### What is needed
Among the entries that follow, tally the lines with the string "przy". Give no more than the number.

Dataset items
################
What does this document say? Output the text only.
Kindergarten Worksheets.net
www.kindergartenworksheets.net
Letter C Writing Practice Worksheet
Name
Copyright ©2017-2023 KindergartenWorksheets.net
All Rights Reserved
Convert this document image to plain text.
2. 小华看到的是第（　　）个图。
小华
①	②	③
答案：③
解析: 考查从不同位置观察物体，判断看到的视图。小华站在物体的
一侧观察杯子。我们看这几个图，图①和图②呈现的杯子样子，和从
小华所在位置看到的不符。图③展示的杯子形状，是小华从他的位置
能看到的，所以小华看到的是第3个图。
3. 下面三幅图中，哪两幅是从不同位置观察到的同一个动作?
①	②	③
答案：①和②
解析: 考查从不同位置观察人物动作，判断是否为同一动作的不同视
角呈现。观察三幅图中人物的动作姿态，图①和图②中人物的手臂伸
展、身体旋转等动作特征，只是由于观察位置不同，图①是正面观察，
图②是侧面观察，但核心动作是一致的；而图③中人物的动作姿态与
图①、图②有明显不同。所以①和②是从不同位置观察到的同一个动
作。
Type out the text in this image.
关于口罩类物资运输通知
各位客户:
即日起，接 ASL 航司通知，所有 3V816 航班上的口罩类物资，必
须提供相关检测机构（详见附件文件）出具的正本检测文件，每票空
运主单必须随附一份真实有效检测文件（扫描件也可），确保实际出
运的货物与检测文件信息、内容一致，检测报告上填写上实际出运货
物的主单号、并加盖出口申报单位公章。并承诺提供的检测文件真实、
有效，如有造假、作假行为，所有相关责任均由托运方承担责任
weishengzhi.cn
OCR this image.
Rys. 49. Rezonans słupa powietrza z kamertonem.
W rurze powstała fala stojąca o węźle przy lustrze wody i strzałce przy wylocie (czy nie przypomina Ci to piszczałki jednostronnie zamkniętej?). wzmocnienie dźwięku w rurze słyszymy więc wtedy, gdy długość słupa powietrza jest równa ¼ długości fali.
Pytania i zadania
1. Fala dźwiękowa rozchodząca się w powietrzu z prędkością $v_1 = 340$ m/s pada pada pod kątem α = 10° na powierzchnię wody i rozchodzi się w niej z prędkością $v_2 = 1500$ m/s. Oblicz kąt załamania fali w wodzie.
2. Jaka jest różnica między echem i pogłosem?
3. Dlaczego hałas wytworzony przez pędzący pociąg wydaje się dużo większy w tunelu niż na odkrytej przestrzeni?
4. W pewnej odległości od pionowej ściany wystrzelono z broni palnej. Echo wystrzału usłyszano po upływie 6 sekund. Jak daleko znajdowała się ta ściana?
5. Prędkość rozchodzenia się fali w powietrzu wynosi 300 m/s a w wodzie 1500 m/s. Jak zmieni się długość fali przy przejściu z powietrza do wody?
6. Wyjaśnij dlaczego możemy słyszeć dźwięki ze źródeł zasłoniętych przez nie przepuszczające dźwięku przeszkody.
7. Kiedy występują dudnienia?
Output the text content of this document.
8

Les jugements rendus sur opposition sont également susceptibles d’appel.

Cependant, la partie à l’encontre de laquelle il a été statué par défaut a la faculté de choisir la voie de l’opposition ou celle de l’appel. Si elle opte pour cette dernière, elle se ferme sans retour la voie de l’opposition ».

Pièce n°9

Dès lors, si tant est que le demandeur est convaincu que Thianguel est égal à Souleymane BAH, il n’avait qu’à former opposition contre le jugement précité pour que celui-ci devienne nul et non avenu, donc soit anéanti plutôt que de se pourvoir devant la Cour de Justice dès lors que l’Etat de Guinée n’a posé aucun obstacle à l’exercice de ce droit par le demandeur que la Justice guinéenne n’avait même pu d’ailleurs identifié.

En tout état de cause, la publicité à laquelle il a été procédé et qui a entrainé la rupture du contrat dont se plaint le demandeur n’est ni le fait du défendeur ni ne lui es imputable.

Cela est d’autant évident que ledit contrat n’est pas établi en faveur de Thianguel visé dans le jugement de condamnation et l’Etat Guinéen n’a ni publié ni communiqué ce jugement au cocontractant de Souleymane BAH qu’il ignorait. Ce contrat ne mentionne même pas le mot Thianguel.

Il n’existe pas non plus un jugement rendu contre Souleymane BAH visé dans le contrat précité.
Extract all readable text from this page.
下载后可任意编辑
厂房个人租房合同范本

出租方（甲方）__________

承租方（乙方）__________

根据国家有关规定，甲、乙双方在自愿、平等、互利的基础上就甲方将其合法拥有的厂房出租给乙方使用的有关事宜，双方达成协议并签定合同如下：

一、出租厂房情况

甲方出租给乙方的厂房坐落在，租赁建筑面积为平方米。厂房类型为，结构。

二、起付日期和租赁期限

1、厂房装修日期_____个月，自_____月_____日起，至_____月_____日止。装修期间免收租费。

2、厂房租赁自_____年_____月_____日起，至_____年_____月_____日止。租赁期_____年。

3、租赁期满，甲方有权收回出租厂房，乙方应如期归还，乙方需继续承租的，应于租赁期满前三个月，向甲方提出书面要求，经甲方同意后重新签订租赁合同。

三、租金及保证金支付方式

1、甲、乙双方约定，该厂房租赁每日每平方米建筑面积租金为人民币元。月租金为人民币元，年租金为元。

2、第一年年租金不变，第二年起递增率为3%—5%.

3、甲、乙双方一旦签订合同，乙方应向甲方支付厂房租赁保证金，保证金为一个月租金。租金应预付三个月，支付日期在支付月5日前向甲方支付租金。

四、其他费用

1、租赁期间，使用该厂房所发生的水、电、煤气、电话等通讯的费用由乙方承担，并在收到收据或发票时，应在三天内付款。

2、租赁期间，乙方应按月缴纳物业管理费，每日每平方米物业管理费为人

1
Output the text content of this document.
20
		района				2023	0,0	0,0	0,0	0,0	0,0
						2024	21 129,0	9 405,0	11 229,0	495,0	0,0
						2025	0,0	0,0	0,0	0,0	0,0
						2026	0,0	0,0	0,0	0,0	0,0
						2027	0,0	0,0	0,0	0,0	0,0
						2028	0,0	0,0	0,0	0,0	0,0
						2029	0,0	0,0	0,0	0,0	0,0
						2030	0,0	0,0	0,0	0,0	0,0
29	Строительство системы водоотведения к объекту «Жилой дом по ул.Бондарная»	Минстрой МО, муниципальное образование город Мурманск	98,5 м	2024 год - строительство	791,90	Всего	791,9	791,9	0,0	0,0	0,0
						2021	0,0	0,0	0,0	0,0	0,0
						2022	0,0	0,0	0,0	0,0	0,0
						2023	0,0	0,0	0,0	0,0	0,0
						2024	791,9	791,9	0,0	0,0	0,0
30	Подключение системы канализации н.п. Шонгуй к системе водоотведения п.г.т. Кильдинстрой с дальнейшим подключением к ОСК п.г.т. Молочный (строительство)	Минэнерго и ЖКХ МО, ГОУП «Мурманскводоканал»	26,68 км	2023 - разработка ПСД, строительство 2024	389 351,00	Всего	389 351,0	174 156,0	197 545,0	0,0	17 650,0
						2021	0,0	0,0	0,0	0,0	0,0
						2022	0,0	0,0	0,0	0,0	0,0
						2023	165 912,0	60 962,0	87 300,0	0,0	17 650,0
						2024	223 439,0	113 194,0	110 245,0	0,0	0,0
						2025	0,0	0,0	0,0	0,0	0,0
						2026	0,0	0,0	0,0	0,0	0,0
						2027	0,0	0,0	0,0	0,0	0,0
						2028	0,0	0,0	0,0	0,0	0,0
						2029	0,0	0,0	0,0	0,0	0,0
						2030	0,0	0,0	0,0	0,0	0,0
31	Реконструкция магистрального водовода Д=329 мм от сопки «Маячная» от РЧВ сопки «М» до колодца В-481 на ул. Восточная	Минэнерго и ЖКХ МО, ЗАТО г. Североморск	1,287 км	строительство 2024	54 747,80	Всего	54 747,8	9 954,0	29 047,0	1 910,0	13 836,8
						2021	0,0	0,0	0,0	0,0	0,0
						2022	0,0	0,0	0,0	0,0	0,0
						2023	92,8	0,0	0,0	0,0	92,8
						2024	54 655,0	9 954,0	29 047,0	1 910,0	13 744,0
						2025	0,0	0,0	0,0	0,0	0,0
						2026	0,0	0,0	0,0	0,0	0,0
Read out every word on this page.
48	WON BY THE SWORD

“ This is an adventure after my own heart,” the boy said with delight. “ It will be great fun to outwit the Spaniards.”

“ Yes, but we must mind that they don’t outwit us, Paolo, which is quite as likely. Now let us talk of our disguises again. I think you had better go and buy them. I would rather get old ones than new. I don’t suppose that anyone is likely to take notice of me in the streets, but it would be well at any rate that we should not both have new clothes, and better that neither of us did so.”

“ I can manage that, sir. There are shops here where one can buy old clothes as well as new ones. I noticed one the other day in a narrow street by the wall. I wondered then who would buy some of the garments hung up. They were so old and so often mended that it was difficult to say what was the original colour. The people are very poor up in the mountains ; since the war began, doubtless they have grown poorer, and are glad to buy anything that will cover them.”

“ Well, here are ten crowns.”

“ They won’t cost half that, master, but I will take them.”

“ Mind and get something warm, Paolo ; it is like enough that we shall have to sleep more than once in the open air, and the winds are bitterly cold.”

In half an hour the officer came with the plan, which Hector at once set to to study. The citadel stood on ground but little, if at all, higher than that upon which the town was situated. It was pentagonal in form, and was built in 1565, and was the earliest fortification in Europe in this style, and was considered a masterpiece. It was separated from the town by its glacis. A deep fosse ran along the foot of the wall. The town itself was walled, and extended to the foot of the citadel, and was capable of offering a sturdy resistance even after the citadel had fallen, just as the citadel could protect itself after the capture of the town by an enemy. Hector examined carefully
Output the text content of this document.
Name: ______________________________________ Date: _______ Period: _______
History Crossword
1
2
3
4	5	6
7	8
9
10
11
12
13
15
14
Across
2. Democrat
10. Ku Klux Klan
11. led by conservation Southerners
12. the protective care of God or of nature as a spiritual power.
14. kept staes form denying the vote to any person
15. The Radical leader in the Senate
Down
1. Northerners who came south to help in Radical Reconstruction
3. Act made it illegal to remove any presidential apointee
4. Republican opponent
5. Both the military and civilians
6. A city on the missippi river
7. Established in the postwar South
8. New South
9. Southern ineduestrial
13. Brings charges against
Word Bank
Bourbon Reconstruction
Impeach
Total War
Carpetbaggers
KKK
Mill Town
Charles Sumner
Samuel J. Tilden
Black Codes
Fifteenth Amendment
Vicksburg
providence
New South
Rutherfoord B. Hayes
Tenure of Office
################
### Written answer
2